» **Problem statement**
The required output is the line containing "Read out every word on this page." through the final line of the material below, printed exactly, with no other lines.

[Data records]

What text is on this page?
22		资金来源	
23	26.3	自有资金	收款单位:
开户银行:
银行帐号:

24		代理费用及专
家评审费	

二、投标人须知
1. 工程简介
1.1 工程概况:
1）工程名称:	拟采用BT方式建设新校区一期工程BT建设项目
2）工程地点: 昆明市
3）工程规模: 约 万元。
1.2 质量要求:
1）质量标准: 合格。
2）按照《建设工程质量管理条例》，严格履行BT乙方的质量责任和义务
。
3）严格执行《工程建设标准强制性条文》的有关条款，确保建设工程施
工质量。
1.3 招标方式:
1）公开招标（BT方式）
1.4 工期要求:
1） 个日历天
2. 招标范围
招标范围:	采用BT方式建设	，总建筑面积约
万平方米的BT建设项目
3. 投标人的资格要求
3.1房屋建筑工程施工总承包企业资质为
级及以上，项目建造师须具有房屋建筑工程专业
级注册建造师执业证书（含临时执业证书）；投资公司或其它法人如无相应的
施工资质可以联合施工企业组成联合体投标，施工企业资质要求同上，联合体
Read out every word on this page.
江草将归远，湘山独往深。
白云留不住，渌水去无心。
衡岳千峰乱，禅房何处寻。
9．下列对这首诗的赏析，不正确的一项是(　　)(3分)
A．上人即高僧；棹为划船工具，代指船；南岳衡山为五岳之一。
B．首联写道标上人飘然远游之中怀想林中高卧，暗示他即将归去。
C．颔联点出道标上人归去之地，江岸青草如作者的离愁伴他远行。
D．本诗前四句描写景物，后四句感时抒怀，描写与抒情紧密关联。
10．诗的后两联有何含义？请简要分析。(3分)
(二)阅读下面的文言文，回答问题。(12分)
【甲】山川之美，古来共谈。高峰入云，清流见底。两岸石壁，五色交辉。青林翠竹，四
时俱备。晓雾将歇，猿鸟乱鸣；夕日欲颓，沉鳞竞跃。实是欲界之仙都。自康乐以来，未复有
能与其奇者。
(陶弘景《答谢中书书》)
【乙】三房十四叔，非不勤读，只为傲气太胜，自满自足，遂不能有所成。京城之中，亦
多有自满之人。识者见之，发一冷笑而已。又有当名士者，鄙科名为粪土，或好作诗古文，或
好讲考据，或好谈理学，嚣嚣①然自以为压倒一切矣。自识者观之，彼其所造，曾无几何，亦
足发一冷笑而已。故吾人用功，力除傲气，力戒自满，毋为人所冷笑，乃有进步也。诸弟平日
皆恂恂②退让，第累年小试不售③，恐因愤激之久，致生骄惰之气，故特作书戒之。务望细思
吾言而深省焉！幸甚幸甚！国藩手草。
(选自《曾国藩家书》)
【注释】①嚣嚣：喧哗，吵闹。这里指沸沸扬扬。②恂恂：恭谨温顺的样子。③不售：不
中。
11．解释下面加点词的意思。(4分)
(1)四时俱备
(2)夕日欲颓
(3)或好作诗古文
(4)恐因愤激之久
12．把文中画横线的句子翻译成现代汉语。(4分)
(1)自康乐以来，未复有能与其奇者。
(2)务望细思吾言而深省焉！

» **Solution below**
Read out every word on this page.
江草将归远，湘山独往深。
白云留不住，渌水去无心。
衡岳千峰乱，禅房何处寻。
9．下列对这首诗的赏析，不正确的一项是(　　)(3分)
A．上人即高僧；棹为划船工具，代指船；南岳衡山为五岳之一。
B．首联写道标上人飘然远游之中怀想林中高卧，暗示他即将归去。
C．颔联点出道标上人归去之地，江岸青草如作者的离愁伴他远行。
D．本诗前四句描写景物，后四句感时抒怀，描写与抒情紧密关联。
10．诗的后两联有何含义？请简要分析。(3分)
(二)阅读下面的文言文，回答问题。(12分)
【甲】山川之美，古来共谈。高峰入云，清流见底。两岸石壁，五色交辉。青林翠竹，四
时俱备。晓雾将歇，猿鸟乱鸣；夕日欲颓，沉鳞竞跃。实是欲界之仙都。自康乐以来，未复有
能与其奇者。
(陶弘景《答谢中书书》)
【乙】三房十四叔，非不勤读，只为傲气太胜，自满自足，遂不能有所成。京城之中，亦
多有自满之人。识者见之，发一冷笑而已。又有当名士者，鄙科名为粪土，或好作诗古文，或
好讲考据，或好谈理学，嚣嚣①然自以为压倒一切矣。自识者观之，彼其所造，曾无几何，亦
足发一冷笑而已。故吾人用功，力除傲气，力戒自满，毋为人所冷笑，乃有进步也。诸弟平日
皆恂恂②退让，第累年小试不售③，恐因愤激之久，致生骄惰之气，故特作书戒之。务望细思
吾言而深省焉！幸甚幸甚！国藩手草。
(选自《曾国藩家书》)
【注释】①嚣嚣：喧哗，吵闹。这里指沸沸扬扬。②恂恂：恭谨温顺的样子。③不售：不
中。
11．解释下面加点词的意思。(4分)
(1)四时俱备
(2)夕日欲颓
(3)或好作诗古文
(4)恐因愤激之久
12．把文中画横线的句子翻译成现代汉语。(4分)
(1)自康乐以来，未复有能与其奇者。
(2)务望细思吾言而深省焉！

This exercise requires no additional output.